■ Set task
Print every entry word for word, but omit the pictures.

※ ※ ※

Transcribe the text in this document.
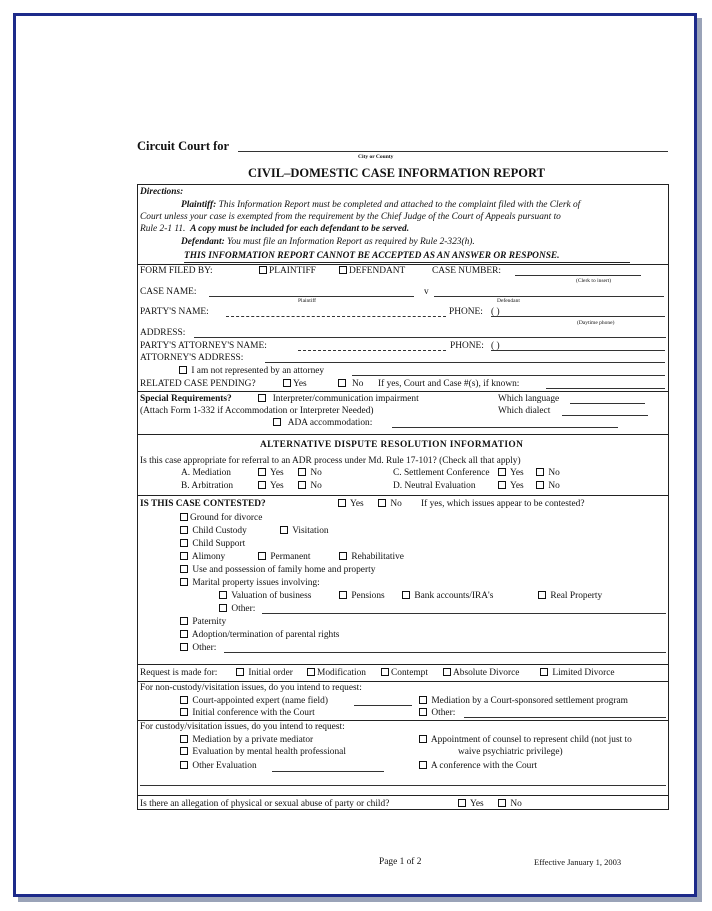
Circuit Court for
City or County
CIVIL–DOMESTIC CASE INFORMATION REPORT
Directions:
Plaintiff: This Information Report must be completed and attached to the complaint filed with the Clerk of
Court unless your case is exempted from the requirement by the Chief Judge of the Court of Appeals pursuant to
Rule 2-1 11. A copy must be included for each defendant to be served.
Defendant: You must file an Information Report as required by Rule 2-323(h).
THIS INFORMATION REPORT CANNOT BE ACCEPTED AS AN ANSWER OR RESPONSE.
FORM FILED BY:	PLAINTIFF	DEFENDANT	CASE NUMBER:
(Clerk to insert)
CASE NAME:	v
Plaintiff	Defendant
PARTY'S NAME:	PHONE: ( )
(Daytime phone)
ADDRESS:
PARTY'S ATTORNEY'S NAME:	PHONE: ( )
ATTORNEY'S ADDRESS:
I am not represented by an attorney
RELATED CASE PENDING?	Yes	No If yes, Court and Case #(s), if known:
Special Requirements?	Interpreter/communication impairment	Which language
(Attach Form 1-332 if Accommodation or Interpreter Needed)	Which dialect
ADA accommodation:
ALTERNATIVE DISPUTE RESOLUTION INFORMATION
Is this case appropriate for referral to an ADR process under Md. Rule 17-101? (Check all that apply)
A. Mediation	Yes	No	C. Settlement Conference	Yes	No
B. Arbitration	Yes	No	D. Neutral Evaluation	Yes	No
IS THIS CASE CONTESTED?	Yes	No If yes, which issues appear to be contested?
Ground for divorce
Child Custody	Visitation
Child Support
Alimony	Permanent	Rehabilitative
Use and possession of family home and property
Marital property issues involving:
Valuation of business	Pensions	Bank accounts/IRA's	Real Property
Other:
Paternity
Adoption/termination of parental rights
Other:
Request is made for:	Initial order	Modification	Contempt	Absolute Divorce	Limited Divorce
For non-custody/visitation issues, do you intend to request:
Court-appointed expert (name field)	Mediation by a Court-sponsored settlement program
Initial conference with the Court	Other:
For custody/visitation issues, do you intend to request:
Mediation by a private mediator	Appointment of counsel to represent child (not just to
waive psychiatric privilege)
Evaluation by mental health professional
Other Evaluation	A conference with the Court
Is there an allegation of physical or sexual abuse of party or child?	Yes	No
Page 1 of 2	Effective January 1, 2003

※ ※ ※

■ Response for this exercise
Transcribe the text in this document.
Circuit Court for
City or County
CIVIL–DOMESTIC CASE INFORMATION REPORT
Directions:
Plaintiff: This Information Report must be completed and attached to the complaint filed with the Clerk of
Court unless your case is exempted from the requirement by the Chief Judge of the Court of Appeals pursuant to
Rule 2-1 11. A copy must be included for each defendant to be served.
Defendant: You must file an Information Report as required by Rule 2-323(h).
THIS INFORMATION REPORT CANNOT BE ACCEPTED AS AN ANSWER OR RESPONSE.
FORM FILED BY:	PLAINTIFF	DEFENDANT	CASE NUMBER:
(Clerk to insert)
CASE NAME:	v
Plaintiff	Defendant
PARTY'S NAME:	PHONE: ( )
(Daytime phone)
ADDRESS:
PARTY'S ATTORNEY'S NAME:	PHONE: ( )
ATTORNEY'S ADDRESS:
I am not represented by an attorney
RELATED CASE PENDING?	Yes	No If yes, Court and Case #(s), if known:
Special Requirements?	Interpreter/communication impairment	Which language
(Attach Form 1-332 if Accommodation or Interpreter Needed)	Which dialect
ADA accommodation:
ALTERNATIVE DISPUTE RESOLUTION INFORMATION
Is this case appropriate for referral to an ADR process under Md. Rule 17-101? (Check all that apply)
A. Mediation	Yes	No	C. Settlement Conference	Yes	No
B. Arbitration	Yes	No	D. Neutral Evaluation	Yes	No
IS THIS CASE CONTESTED?	Yes	No If yes, which issues appear to be contested?
Ground for divorce
Child Custody	Visitation
Child Support
Alimony	Permanent	Rehabilitative
Use and possession of family home and property
Marital property issues involving:
Valuation of business	Pensions	Bank accounts/IRA's	Real Property
Other:
Paternity
Adoption/termination of parental rights
Other:
Request is made for:	Initial order	Modification	Contempt	Absolute Divorce	Limited Divorce
For non-custody/visitation issues, do you intend to request:
Court-appointed expert (name field)	Mediation by a Court-sponsored settlement program
Initial conference with the Court	Other:
For custody/visitation issues, do you intend to request:
Mediation by a private mediator	Appointment of counsel to represent child (not just to
waive psychiatric privilege)
Evaluation by mental health professional
Other Evaluation	A conference with the Court
Is there an allegation of physical or sexual abuse of party or child?	Yes	No
Page 1 of 2	Effective January 1, 2003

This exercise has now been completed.